• **GOAL**
Repeat the data verbatim.

• **RECORD EXCERPTS**
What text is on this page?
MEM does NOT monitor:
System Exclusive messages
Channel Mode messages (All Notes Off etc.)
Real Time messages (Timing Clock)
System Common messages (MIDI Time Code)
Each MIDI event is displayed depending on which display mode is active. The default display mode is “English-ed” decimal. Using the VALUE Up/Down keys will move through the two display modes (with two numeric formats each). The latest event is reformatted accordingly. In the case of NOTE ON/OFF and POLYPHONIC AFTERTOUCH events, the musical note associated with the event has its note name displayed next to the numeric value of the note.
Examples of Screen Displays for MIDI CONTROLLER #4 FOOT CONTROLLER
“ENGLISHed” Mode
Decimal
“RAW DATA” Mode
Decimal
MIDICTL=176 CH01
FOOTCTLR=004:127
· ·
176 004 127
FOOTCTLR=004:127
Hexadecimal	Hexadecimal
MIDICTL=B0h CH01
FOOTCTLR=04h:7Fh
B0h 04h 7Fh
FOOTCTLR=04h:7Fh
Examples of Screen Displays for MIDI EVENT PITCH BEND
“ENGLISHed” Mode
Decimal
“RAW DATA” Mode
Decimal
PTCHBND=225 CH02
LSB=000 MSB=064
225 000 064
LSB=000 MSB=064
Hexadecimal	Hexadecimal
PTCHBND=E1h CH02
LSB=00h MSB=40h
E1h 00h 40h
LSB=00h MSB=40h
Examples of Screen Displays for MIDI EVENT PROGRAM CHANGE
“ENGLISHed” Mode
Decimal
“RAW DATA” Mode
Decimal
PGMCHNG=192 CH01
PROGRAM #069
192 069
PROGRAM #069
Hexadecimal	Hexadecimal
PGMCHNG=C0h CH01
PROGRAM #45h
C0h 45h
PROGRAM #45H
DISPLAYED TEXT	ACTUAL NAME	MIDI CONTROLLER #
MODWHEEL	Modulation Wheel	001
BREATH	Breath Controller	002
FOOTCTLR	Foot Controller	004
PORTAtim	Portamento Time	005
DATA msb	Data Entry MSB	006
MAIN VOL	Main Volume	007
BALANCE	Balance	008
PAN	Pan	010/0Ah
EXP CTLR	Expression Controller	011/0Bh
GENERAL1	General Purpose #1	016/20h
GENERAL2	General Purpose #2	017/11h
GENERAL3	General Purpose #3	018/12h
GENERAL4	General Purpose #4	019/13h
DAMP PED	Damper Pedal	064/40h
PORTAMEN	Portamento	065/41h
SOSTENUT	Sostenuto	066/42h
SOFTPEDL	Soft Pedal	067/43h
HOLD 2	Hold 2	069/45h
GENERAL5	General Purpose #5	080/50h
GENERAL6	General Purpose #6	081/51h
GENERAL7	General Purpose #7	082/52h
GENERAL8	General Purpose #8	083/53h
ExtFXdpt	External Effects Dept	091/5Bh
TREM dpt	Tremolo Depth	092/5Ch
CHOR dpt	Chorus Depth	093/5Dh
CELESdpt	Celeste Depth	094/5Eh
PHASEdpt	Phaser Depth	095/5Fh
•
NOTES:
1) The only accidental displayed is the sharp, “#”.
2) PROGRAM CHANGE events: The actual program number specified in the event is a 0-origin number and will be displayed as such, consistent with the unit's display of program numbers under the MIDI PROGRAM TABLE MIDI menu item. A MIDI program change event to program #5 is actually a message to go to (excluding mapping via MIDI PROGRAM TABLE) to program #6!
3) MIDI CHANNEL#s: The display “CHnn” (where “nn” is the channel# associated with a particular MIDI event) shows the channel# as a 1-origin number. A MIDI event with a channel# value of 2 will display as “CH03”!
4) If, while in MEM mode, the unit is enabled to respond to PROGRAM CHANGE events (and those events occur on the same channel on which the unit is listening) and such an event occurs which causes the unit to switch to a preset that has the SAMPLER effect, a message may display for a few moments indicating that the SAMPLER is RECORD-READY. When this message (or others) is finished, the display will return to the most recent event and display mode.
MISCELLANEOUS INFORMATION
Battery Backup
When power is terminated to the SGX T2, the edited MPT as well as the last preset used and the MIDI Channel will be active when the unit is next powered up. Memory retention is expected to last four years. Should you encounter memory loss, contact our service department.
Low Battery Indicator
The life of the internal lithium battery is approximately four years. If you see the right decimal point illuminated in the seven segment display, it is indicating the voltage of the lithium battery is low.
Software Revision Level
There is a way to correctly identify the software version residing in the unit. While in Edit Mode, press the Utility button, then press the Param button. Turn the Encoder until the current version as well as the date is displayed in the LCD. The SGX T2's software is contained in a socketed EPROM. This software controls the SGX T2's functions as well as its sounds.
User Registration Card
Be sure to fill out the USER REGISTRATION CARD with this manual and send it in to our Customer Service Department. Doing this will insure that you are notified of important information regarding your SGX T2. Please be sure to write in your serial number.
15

• **ANSWER**
What text is on this page?
MEM does NOT monitor:
System Exclusive messages
Channel Mode messages (All Notes Off etc.)
Real Time messages (Timing Clock)
System Common messages (MIDI Time Code)
Each MIDI event is displayed depending on which display mode is active. The default display mode is “English-ed” decimal. Using the VALUE Up/Down keys will move through the two display modes (with two numeric formats each). The latest event is reformatted accordingly. In the case of NOTE ON/OFF and POLYPHONIC AFTERTOUCH events, the musical note associated with the event has its note name displayed next to the numeric value of the note.
Examples of Screen Displays for MIDI CONTROLLER #4 FOOT CONTROLLER
“ENGLISHed” Mode
Decimal
“RAW DATA” Mode
Decimal
MIDICTL=176 CH01
FOOTCTLR=004:127
· ·
176 004 127
FOOTCTLR=004:127
Hexadecimal	Hexadecimal
MIDICTL=B0h CH01
FOOTCTLR=04h:7Fh
B0h 04h 7Fh
FOOTCTLR=04h:7Fh
Examples of Screen Displays for MIDI EVENT PITCH BEND
“ENGLISHed” Mode
Decimal
“RAW DATA” Mode
Decimal
PTCHBND=225 CH02
LSB=000 MSB=064
225 000 064
LSB=000 MSB=064
Hexadecimal	Hexadecimal
PTCHBND=E1h CH02
LSB=00h MSB=40h
E1h 00h 40h
LSB=00h MSB=40h
Examples of Screen Displays for MIDI EVENT PROGRAM CHANGE
“ENGLISHed” Mode
Decimal
“RAW DATA” Mode
Decimal
PGMCHNG=192 CH01
PROGRAM #069
192 069
PROGRAM #069
Hexadecimal	Hexadecimal
PGMCHNG=C0h CH01
PROGRAM #45h
C0h 45h
PROGRAM #45H
DISPLAYED TEXT	ACTUAL NAME	MIDI CONTROLLER #
MODWHEEL	Modulation Wheel	001
BREATH	Breath Controller	002
FOOTCTLR	Foot Controller	004
PORTAtim	Portamento Time	005
DATA msb	Data Entry MSB	006
MAIN VOL	Main Volume	007
BALANCE	Balance	008
PAN	Pan	010/0Ah
EXP CTLR	Expression Controller	011/0Bh
GENERAL1	General Purpose #1	016/20h
GENERAL2	General Purpose #2	017/11h
GENERAL3	General Purpose #3	018/12h
GENERAL4	General Purpose #4	019/13h
DAMP PED	Damper Pedal	064/40h
PORTAMEN	Portamento	065/41h
SOSTENUT	Sostenuto	066/42h
SOFTPEDL	Soft Pedal	067/43h
HOLD 2	Hold 2	069/45h
GENERAL5	General Purpose #5	080/50h
GENERAL6	General Purpose #6	081/51h
GENERAL7	General Purpose #7	082/52h
GENERAL8	General Purpose #8	083/53h
ExtFXdpt	External Effects Dept	091/5Bh
TREM dpt	Tremolo Depth	092/5Ch
CHOR dpt	Chorus Depth	093/5Dh
CELESdpt	Celeste Depth	094/5Eh
PHASEdpt	Phaser Depth	095/5Fh
•
NOTES:
1) The only accidental displayed is the sharp, “#”.
2) PROGRAM CHANGE events: The actual program number specified in the event is a 0-origin number and will be displayed as such, consistent with the unit's display of program numbers under the MIDI PROGRAM TABLE MIDI menu item. A MIDI program change event to program #5 is actually a message to go to (excluding mapping via MIDI PROGRAM TABLE) to program #6!
3) MIDI CHANNEL#s: The display “CHnn” (where “nn” is the channel# associated with a particular MIDI event) shows the channel# as a 1-origin number. A MIDI event with a channel# value of 2 will display as “CH03”!
4) If, while in MEM mode, the unit is enabled to respond to PROGRAM CHANGE events (and those events occur on the same channel on which the unit is listening) and such an event occurs which causes the unit to switch to a preset that has the SAMPLER effect, a message may display for a few moments indicating that the SAMPLER is RECORD-READY. When this message (or others) is finished, the display will return to the most recent event and display mode.
MISCELLANEOUS INFORMATION
Battery Backup
When power is terminated to the SGX T2, the edited MPT as well as the last preset used and the MIDI Channel will be active when the unit is next powered up. Memory retention is expected to last four years. Should you encounter memory loss, contact our service department.
Low Battery Indicator
The life of the internal lithium battery is approximately four years. If you see the right decimal point illuminated in the seven segment display, it is indicating the voltage of the lithium battery is low.
Software Revision Level
There is a way to correctly identify the software version residing in the unit. While in Edit Mode, press the Utility button, then press the Param button. Turn the Encoder until the current version as well as the date is displayed in the LCD. The SGX T2's software is contained in a socketed EPROM. This software controls the SGX T2's functions as well as its sounds.
User Registration Card
Be sure to fill out the USER REGISTRATION CARD with this manual and send it in to our Customer Service Department. Doing this will insure that you are notified of important information regarding your SGX T2. Please be sure to write in your serial number.
15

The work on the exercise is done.